WHAT TO WORK ON
Each entry that follows is to be retyped exactly. Pictures do not belong in the copy.

-- Begin --

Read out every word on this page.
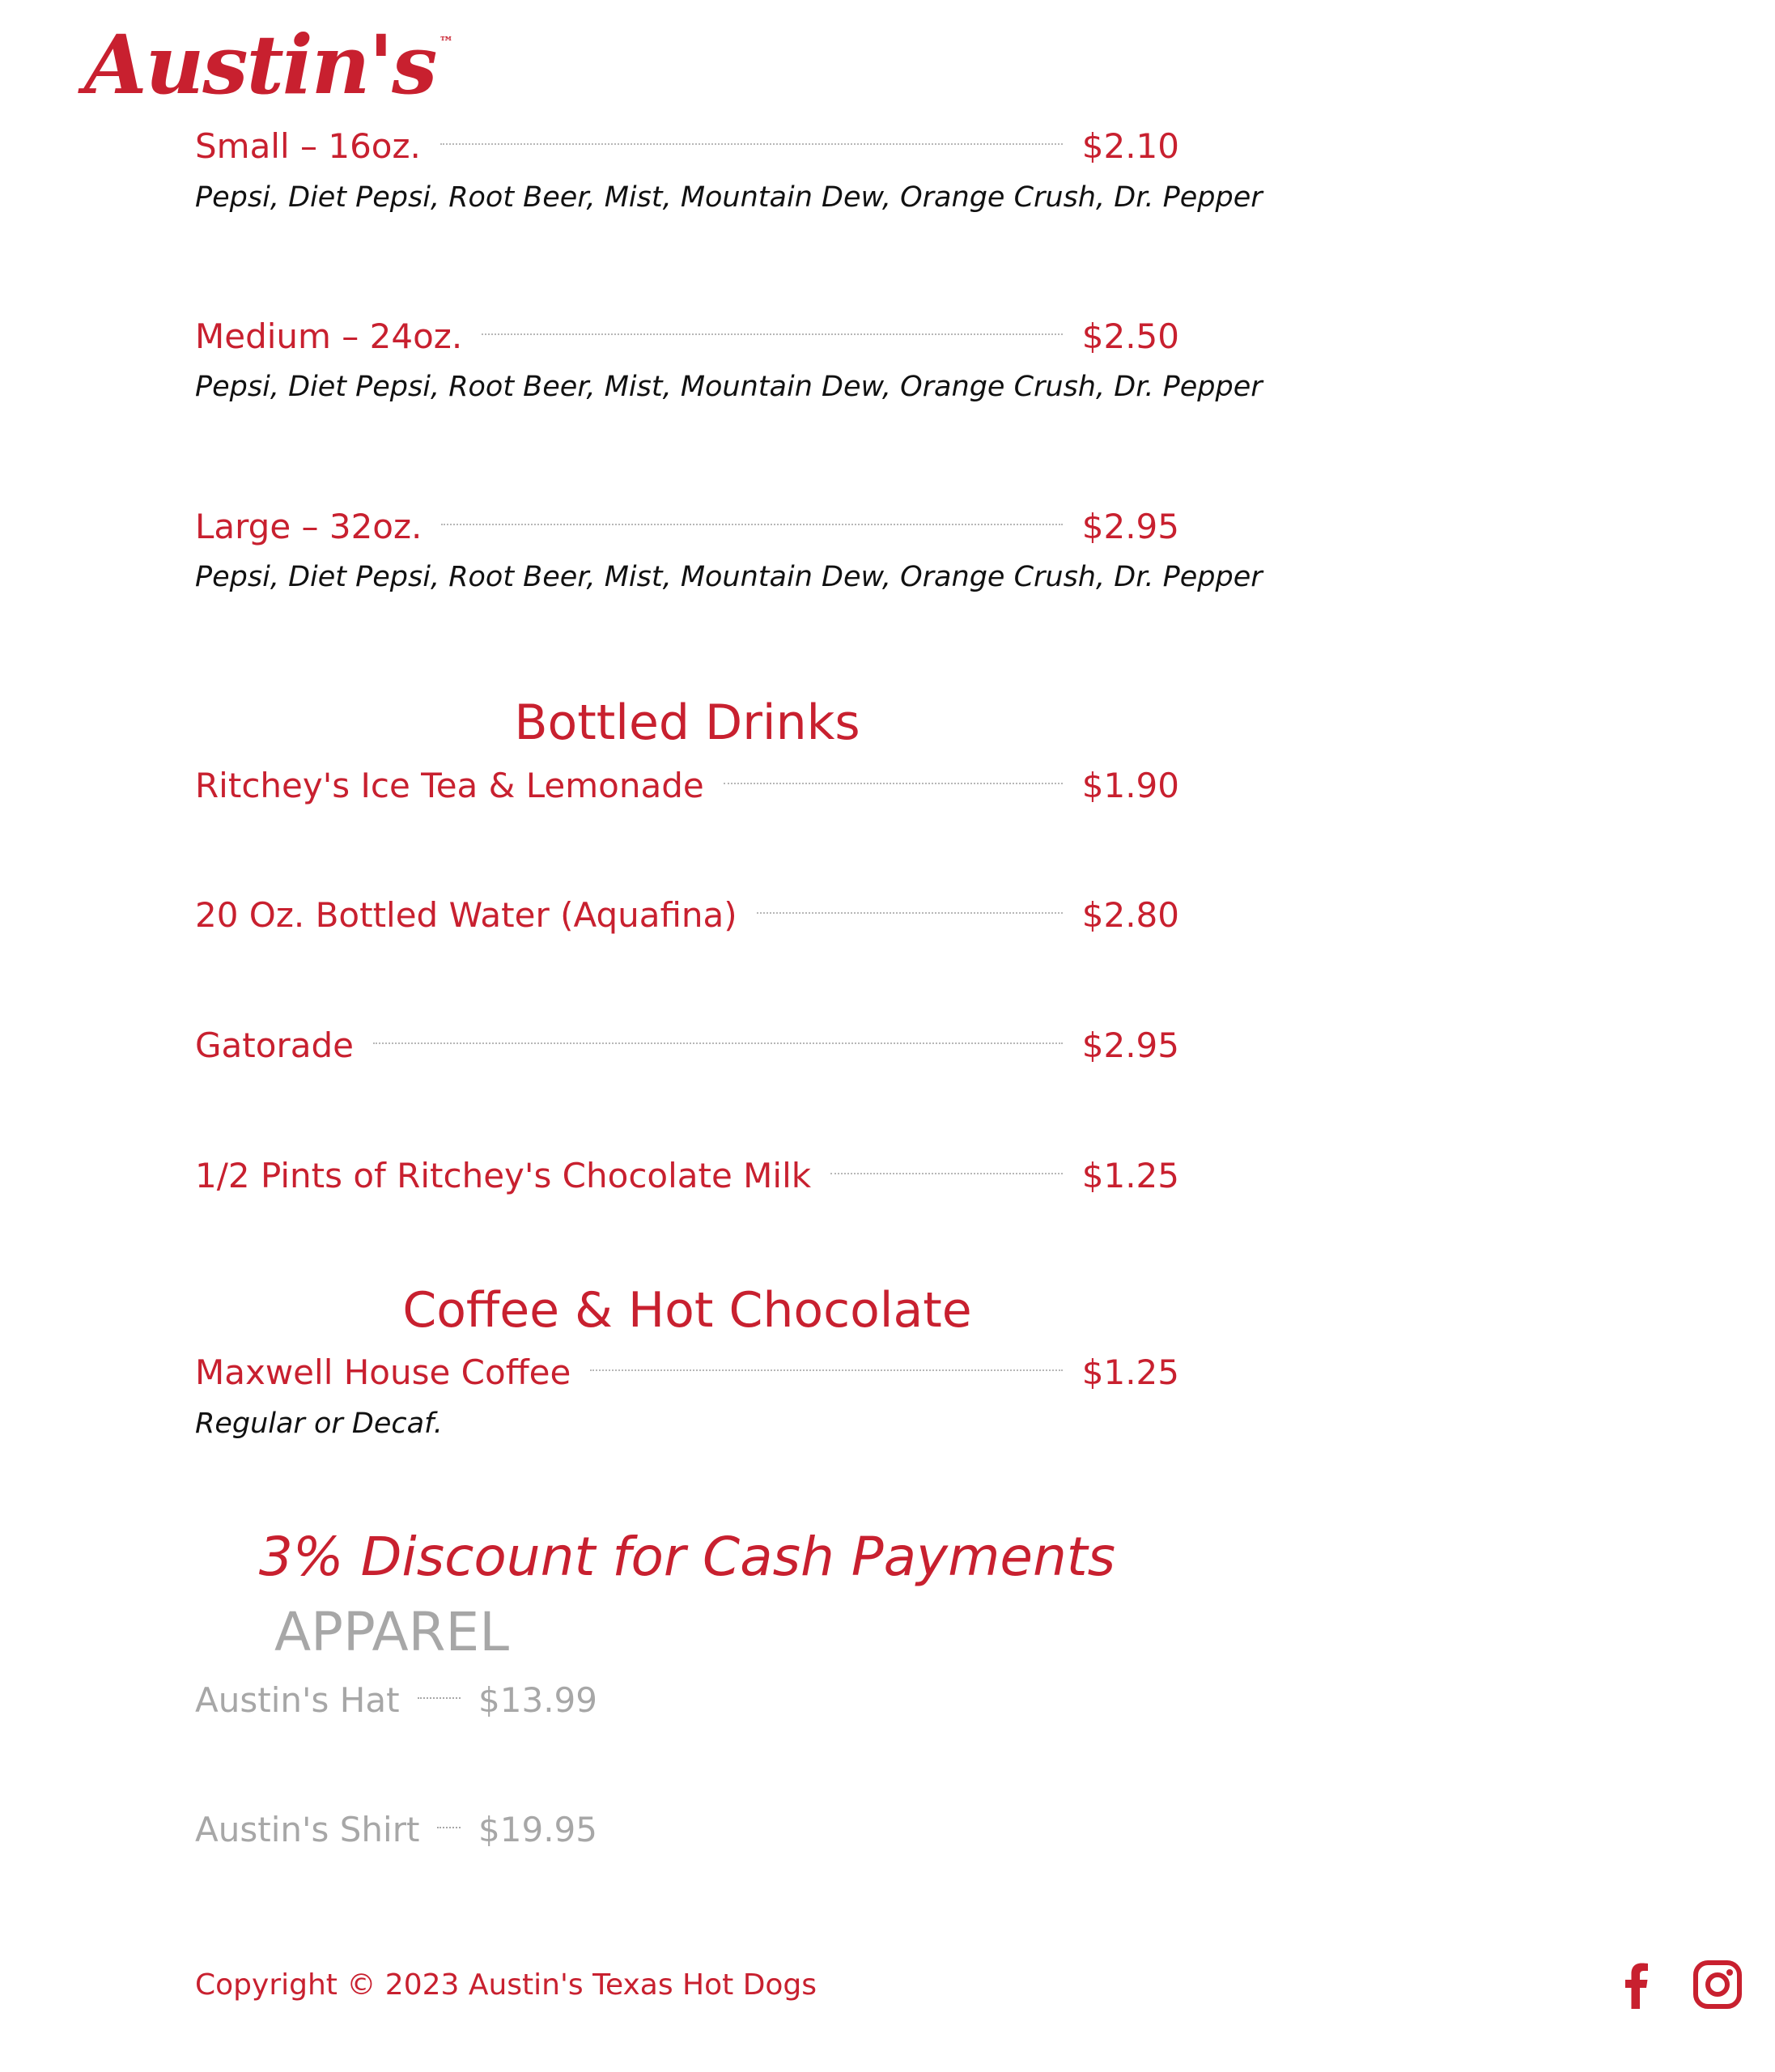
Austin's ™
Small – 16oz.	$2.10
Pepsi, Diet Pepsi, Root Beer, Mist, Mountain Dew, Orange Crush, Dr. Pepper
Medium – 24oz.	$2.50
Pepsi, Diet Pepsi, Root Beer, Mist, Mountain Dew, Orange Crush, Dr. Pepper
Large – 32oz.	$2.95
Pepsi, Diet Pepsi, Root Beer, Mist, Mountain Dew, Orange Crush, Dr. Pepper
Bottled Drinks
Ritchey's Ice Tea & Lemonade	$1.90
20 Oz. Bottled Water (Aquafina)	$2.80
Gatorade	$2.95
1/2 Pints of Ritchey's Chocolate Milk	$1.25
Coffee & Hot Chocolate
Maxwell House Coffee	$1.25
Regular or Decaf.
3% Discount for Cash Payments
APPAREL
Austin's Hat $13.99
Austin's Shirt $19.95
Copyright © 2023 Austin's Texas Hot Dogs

-- End --

CORRECT RESULT
Read out every word on this page.
Austin's ™
Small – 16oz.	$2.10
Pepsi, Diet Pepsi, Root Beer, Mist, Mountain Dew, Orange Crush, Dr. Pepper
Medium – 24oz.	$2.50
Pepsi, Diet Pepsi, Root Beer, Mist, Mountain Dew, Orange Crush, Dr. Pepper
Large – 32oz.	$2.95
Pepsi, Diet Pepsi, Root Beer, Mist, Mountain Dew, Orange Crush, Dr. Pepper
Bottled Drinks
Ritchey's Ice Tea & Lemonade	$1.90
20 Oz. Bottled Water (Aquafina)	$2.80
Gatorade	$2.95
1/2 Pints of Ritchey's Chocolate Milk	$1.25
Coffee & Hot Chocolate
Maxwell House Coffee	$1.25
Regular or Decaf.
3% Discount for Cash Payments
APPAREL
Austin's Hat $13.99
Austin's Shirt $19.95
Copyright © 2023 Austin's Texas Hot Dogs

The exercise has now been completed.